▶ SET OF TASKS:
a – Please duplicate the comment thread from "Maybe I'm not." to "let's keep reasonable.", inclusive.
b – Using the comment thread, mark each statement yes or no, and quote the words that decide it: (i) Workaccount2 says a laptop and an internet connection are all one needs to become a master programmer; (ii) alganet describes the question put to the model as suitable for a simpler model; (iii) aoeusnth1 says 2.5 flash fails on the same question.

▶ TEXT PASSAGE:
Comment by Workaccount2

Comment by Workaccount2 11 hours ago

13 replies

I think a huge reason why LLMs are so far ahead in programming is because programming exists entirely in a known and totally severed digital environment outside our own. To become a master programmer all you need is a laptop and an internet connection. The nature of it existing entirely in a parallel digital universe just lends itself perfectly to training.

All of that is to say that I don't think the classic engineering fields have some kind of knowledge or intuition that is truly inaccessible to LLMs, I just think that it is in a form that is too difficult right now to train on. However if you could train a model on them, I strongly suspect they would get to the same level they are at today with software.

alganet 9 hours ago

> I think a huge reason why LLMs are so far ahead in programming

Are they? Last time I checked (couple of seconds ago), they still made silly mistakes and hallucinated wildly.

Example: https://imgur.com/a/Cj2y8km (AI teaching me about the Coltrane operator, that obviously does not exist).

  • gcanko 9 hours ago

    You're using the worst model when it comes to programming, not sure what point you're trying prove here. That's why when someone starts ranting how useless ai models are when it comes to coding I always assume they're just using inferior models.

    • alganet 8 hours ago

      My question was very simple. Suitable for a simpler model.

      I can come up with prompts that make better models hallucinate (see post below).

      I don't understand your objection. This is a known fact, LLMs hallucinate shit regardless of the model size.

      • CamperBob2 8 hours ago

        LLMs are getting better. Are you?

        Nothing matters in this business except the first couple of time derivatives.

        • alganet 8 hours ago

          Maybe I'm not.

          However, I'm discussing this within the context of the study presented in the paper, not some future yet-to-be-achieved performance expectation.

          If we step outside the context of the paper (not advised), I think any average developer is better than an LLM at energy efficiency. LLMs cheat by consuming more resources than a human. "Better" is quite relative. So, let's keep reasonable.

  • aoeusnth1 9 hours ago

    Are you intentionally sandbagging the LLMs to prove a point, or do you really think 4o-mini is good enough for programming?

    Even 2.5 flash easily gets this https://imgur.com/a/OfW30eL

    • alganet 9 hours ago

      The point is that I can make them hallucinate quite easily. And they don't demonstrate knowing their own limitations.

▶ RECORDED DATA:

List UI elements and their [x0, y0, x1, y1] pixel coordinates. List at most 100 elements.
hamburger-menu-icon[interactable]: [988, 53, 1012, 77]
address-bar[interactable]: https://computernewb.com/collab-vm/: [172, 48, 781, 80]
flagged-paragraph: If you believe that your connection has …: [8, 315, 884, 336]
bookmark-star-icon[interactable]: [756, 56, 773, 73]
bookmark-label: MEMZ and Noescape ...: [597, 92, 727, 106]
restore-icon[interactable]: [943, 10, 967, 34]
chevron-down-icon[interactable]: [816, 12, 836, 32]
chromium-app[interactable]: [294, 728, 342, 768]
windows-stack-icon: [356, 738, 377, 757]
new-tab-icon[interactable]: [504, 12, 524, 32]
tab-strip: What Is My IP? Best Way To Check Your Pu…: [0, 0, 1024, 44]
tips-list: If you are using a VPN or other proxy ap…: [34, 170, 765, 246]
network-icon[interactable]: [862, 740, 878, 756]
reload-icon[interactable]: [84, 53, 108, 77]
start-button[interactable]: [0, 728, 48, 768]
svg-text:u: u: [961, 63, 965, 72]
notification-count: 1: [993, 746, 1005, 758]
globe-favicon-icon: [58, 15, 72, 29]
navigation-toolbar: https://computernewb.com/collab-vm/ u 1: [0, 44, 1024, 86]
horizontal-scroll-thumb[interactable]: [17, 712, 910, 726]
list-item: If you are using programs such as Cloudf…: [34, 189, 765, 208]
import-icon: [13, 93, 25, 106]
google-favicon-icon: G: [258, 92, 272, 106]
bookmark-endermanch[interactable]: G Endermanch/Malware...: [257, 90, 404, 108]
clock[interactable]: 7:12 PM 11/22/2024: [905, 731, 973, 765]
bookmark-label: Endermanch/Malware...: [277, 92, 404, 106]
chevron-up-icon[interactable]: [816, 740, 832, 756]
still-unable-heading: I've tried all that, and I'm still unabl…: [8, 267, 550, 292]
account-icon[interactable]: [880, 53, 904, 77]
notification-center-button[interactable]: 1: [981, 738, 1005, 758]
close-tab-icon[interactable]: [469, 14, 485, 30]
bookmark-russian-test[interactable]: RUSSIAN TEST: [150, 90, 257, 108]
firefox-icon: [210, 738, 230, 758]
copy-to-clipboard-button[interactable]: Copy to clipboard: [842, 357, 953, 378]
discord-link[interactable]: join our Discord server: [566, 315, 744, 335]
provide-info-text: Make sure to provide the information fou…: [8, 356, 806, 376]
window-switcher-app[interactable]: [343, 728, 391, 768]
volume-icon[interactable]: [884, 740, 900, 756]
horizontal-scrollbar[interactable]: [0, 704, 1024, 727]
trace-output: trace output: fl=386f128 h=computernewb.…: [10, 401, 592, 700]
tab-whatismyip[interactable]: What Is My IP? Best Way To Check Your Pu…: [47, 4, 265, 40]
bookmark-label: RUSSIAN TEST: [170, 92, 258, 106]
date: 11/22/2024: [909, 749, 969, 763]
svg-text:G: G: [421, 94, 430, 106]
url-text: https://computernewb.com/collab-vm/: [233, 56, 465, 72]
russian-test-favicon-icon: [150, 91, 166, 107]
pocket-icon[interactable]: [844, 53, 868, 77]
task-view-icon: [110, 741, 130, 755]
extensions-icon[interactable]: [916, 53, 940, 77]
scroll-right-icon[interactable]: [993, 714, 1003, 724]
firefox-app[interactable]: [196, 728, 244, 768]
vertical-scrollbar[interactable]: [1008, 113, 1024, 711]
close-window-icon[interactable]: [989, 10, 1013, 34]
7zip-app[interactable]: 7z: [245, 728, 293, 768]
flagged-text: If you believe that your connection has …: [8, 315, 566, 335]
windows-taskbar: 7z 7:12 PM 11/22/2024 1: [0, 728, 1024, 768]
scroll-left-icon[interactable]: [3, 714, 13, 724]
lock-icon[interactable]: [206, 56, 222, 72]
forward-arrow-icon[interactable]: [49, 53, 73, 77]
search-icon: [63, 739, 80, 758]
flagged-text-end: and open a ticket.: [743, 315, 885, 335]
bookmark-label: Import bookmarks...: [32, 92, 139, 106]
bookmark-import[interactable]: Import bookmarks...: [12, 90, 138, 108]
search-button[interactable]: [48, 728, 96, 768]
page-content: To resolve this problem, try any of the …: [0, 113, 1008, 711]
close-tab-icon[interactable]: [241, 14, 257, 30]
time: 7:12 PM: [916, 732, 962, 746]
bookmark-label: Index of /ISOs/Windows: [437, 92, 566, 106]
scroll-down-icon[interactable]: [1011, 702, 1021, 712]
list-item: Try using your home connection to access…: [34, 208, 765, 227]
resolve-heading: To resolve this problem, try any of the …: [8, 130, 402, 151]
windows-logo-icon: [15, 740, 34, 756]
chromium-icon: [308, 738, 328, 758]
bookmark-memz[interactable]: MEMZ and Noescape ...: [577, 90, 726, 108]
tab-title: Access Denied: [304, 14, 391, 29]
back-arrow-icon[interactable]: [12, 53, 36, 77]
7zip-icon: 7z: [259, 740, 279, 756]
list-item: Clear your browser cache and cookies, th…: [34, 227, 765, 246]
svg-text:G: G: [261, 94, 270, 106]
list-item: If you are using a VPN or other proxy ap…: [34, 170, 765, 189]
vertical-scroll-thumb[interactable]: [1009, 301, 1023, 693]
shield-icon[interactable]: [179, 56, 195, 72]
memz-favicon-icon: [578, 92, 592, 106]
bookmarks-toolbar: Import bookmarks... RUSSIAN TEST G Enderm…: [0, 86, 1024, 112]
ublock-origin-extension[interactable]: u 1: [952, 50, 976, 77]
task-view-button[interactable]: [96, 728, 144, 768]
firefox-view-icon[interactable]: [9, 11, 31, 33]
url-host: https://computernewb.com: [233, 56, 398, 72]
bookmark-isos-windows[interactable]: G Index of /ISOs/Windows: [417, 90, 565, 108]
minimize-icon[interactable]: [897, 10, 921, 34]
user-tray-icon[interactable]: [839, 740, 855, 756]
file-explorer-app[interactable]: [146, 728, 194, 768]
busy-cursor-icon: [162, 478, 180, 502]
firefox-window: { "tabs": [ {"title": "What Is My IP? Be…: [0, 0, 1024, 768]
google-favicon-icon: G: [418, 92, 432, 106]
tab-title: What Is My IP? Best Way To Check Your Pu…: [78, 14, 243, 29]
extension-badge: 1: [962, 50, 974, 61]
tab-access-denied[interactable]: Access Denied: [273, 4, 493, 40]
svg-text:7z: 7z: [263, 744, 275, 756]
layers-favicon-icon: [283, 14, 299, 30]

▶ SOLUTIONS PER TASK:
a –
Maybe I'm not.

          However, I'm discussing this within the context of the study presented in the paper, not some future yet-to-be-achieved performance expectation.

          If we step outside the context of the paper (not advised), I think any average developer is better than an LLM at energy efficiency. LLMs cheat by consuming more resources than a human. "Better" is quite relative. So, let's keep reasonable.

b –
(i) Yes: "To become a master programmer all you need is a laptop and an internet connection."
(ii) Yes: "My question was very simple. Suitable for a simpler model."
(iii) No: "Even 2.5 flash easily gets this"